SET TASK:
Check each line for the word "server" and report how many have it. Give nothing else.

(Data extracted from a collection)
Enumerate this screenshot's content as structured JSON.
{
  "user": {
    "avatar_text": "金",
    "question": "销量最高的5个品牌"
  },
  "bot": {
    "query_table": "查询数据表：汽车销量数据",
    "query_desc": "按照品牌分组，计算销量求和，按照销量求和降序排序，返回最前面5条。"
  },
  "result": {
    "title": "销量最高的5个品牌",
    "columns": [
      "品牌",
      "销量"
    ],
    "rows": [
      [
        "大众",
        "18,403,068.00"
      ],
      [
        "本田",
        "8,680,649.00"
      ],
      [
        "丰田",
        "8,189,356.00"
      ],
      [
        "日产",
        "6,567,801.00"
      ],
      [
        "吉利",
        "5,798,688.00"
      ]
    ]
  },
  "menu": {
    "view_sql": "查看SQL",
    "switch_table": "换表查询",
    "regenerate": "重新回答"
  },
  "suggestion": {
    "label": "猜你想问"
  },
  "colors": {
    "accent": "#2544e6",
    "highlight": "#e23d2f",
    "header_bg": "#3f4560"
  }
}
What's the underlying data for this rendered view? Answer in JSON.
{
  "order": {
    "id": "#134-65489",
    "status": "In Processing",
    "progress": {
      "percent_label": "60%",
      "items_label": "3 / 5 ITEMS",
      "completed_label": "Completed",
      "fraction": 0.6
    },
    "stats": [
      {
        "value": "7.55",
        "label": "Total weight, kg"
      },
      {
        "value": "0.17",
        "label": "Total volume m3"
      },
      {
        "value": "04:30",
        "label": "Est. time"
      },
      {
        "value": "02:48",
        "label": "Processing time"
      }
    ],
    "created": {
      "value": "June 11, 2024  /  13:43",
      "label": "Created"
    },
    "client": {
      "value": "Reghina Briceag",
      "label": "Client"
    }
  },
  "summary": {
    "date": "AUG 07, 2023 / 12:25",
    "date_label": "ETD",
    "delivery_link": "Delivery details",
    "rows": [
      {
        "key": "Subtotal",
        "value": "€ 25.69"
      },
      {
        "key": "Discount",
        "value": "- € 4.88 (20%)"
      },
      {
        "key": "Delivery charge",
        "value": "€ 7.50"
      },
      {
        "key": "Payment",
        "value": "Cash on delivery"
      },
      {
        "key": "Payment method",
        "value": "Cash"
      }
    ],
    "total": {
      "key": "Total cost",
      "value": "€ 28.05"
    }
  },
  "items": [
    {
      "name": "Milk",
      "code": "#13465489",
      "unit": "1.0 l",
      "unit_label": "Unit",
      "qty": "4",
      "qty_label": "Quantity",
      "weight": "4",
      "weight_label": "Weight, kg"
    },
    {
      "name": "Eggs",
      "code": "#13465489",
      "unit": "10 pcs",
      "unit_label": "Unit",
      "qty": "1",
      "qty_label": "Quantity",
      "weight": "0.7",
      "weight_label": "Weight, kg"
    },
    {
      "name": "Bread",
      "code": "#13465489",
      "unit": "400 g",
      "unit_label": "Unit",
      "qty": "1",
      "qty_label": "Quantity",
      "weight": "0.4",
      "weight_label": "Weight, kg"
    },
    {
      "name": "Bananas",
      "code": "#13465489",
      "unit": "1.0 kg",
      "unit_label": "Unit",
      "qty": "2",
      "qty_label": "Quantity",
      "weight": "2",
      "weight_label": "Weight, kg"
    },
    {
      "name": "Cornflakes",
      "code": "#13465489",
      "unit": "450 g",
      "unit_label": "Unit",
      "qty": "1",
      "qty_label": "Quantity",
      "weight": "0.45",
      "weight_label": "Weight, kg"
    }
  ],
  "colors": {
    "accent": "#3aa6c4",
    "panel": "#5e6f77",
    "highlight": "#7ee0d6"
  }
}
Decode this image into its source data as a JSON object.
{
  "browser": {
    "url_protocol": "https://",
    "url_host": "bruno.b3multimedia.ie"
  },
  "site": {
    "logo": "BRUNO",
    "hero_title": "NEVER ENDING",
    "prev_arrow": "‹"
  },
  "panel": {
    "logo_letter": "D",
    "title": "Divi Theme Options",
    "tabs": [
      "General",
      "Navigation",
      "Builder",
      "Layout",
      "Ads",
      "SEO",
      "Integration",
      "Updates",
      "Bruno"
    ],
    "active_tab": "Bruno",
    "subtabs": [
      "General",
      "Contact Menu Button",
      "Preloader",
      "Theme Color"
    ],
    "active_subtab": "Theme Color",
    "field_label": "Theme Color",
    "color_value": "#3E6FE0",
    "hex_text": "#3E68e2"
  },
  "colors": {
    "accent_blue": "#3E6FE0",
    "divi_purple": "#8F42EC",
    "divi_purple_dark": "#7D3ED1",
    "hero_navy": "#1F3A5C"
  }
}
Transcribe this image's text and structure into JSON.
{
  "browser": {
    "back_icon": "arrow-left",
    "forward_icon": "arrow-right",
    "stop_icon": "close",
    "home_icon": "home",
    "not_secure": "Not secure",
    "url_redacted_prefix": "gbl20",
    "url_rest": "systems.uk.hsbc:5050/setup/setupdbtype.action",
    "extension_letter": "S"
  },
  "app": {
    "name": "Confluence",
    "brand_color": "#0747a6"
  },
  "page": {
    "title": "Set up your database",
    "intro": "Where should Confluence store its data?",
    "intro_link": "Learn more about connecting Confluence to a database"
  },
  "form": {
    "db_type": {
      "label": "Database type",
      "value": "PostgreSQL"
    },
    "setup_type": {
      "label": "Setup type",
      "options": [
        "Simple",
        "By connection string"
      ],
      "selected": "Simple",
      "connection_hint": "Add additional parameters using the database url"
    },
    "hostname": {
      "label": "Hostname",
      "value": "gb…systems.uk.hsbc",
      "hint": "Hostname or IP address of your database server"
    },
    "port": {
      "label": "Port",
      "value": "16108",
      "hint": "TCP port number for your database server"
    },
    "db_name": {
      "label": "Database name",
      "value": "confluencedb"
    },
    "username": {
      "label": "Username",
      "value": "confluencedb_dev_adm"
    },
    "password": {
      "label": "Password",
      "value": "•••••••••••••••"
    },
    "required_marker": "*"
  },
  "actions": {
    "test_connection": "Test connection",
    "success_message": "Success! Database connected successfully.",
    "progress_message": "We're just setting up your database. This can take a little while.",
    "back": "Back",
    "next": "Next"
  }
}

PROBLEM SOLUTION:
2